**What is asked:** Please write out the material that follows, exactly as it stands.

**The input:**
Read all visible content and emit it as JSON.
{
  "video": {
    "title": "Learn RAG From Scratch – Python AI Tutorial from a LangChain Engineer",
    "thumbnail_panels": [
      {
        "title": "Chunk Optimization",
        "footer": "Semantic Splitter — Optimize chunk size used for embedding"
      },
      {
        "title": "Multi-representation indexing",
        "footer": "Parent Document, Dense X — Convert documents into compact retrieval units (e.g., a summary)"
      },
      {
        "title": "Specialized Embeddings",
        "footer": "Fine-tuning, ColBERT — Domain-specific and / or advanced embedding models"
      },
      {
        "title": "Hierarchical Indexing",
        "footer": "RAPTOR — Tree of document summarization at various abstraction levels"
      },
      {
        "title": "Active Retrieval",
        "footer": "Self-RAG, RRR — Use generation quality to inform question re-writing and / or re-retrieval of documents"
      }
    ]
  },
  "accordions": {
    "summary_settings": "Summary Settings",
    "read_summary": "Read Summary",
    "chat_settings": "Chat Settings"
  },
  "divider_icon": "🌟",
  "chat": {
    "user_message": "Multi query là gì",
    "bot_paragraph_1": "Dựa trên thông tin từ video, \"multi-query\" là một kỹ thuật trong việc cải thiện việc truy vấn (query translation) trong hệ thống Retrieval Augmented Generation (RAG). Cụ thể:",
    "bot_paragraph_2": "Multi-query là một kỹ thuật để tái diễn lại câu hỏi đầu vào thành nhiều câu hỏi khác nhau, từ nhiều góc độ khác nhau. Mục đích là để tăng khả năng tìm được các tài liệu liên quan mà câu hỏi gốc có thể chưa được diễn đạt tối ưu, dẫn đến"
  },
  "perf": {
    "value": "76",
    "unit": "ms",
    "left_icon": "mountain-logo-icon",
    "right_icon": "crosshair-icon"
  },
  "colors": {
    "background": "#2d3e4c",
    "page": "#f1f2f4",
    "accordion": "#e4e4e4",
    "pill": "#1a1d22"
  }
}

**Written solution:**
Read all visible content and emit it as JSON.
{
  "video": {
    "title": "Learn RAG From Scratch – Python AI Tutorial from a LangChain Engineer",
    "thumbnail_panels": [
      {
        "title": "Chunk Optimization",
        "footer": "Semantic Splitter — Optimize chunk size used for embedding"
      },
      {
        "title": "Multi-representation indexing",
        "footer": "Parent Document, Dense X — Convert documents into compact retrieval units (e.g., a summary)"
      },
      {
        "title": "Specialized Embeddings",
        "footer": "Fine-tuning, ColBERT — Domain-specific and / or advanced embedding models"
      },
      {
        "title": "Hierarchical Indexing",
        "footer": "RAPTOR — Tree of document summarization at various abstraction levels"
      },
      {
        "title": "Active Retrieval",
        "footer": "Self-RAG, RRR — Use generation quality to inform question re-writing and / or re-retrieval of documents"
      }
    ]
  },
  "accordions": {
    "summary_settings": "Summary Settings",
    "read_summary": "Read Summary",
    "chat_settings": "Chat Settings"
  },
  "divider_icon": "🌟",
  "chat": {
    "user_message": "Multi query là gì",
    "bot_paragraph_1": "Dựa trên thông tin từ video, \"multi-query\" là một kỹ thuật trong việc cải thiện việc truy vấn (query translation) trong hệ thống Retrieval Augmented Generation (RAG). Cụ thể:",
    "bot_paragraph_2": "Multi-query là một kỹ thuật để tái diễn lại câu hỏi đầu vào thành nhiều câu hỏi khác nhau, từ nhiều góc độ khác nhau. Mục đích là để tăng khả năng tìm được các tài liệu liên quan mà câu hỏi gốc có thể chưa được diễn đạt tối ưu, dẫn đến"
  },
  "perf": {
    "value": "76",
    "unit": "ms",
    "left_icon": "mountain-logo-icon",
    "right_icon": "crosshair-icon"
  },
  "colors": {
    "background": "#2d3e4c",
    "page": "#f1f2f4",
    "accordion": "#e4e4e4",
    "pill": "#1a1d22"
  }
}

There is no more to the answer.